The exercise:
Copy everything in the listing below word for word, apart from any images.

Provided data:
--*--

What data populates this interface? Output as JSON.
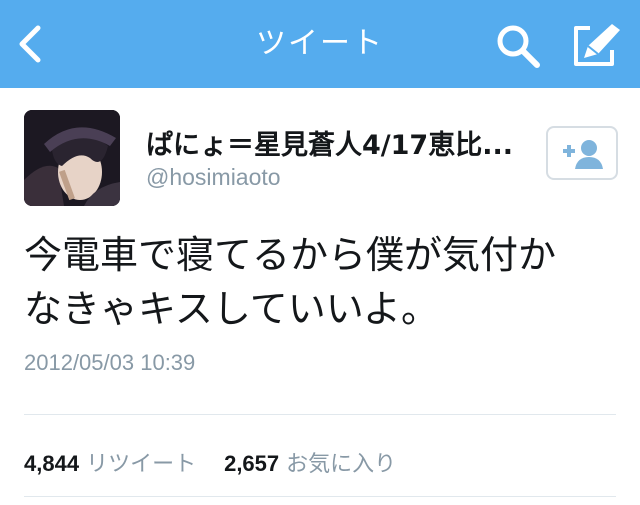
{
  "nav": {
    "title": "ツイート",
    "back_icon": "chevron-left-icon",
    "search_icon": "search-icon",
    "compose_icon": "compose-tweet-icon",
    "bar_color": "#55acee"
  },
  "tweet": {
    "display_name": "ぱにょ＝星見蒼人4/17恵比...",
    "screen_name": "@hosimiaoto",
    "text_line1": "今電車で寝てるから僕が気付か",
    "text_line2": "なきゃキスしていいよ。",
    "timestamp": "2012/05/03 10:39"
  },
  "follow_button": {
    "icon": "add-user-icon"
  },
  "stats": {
    "retweets_count": "4,844",
    "retweets_label": "リツイート",
    "favorites_count": "2,657",
    "favorites_label": "お気に入り"
  },
  "colors": {
    "text": "#14171a",
    "muted": "#8899a6",
    "divider": "#e1e8ed",
    "follow_icon": "#7fb4dc"
  }
}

--*--

Exercise output:
What data populates this interface? Output as JSON.
{
  "nav": {
    "title": "ツイート",
    "back_icon": "chevron-left-icon",
    "search_icon": "search-icon",
    "compose_icon": "compose-tweet-icon",
    "bar_color": "#55acee"
  },
  "tweet": {
    "display_name": "ぱにょ＝星見蒼人4/17恵比...",
    "screen_name": "@hosimiaoto",
    "text_line1": "今電車で寝てるから僕が気付か",
    "text_line2": "なきゃキスしていいよ。",
    "timestamp": "2012/05/03 10:39"
  },
  "follow_button": {
    "icon": "add-user-icon"
  },
  "stats": {
    "retweets_count": "4,844",
    "retweets_label": "リツイート",
    "favorites_count": "2,657",
    "favorites_label": "お気に入り"
  },
  "colors": {
    "text": "#14171a",
    "muted": "#8899a6",
    "divider": "#e1e8ed",
    "follow_icon": "#7fb4dc"
  }
}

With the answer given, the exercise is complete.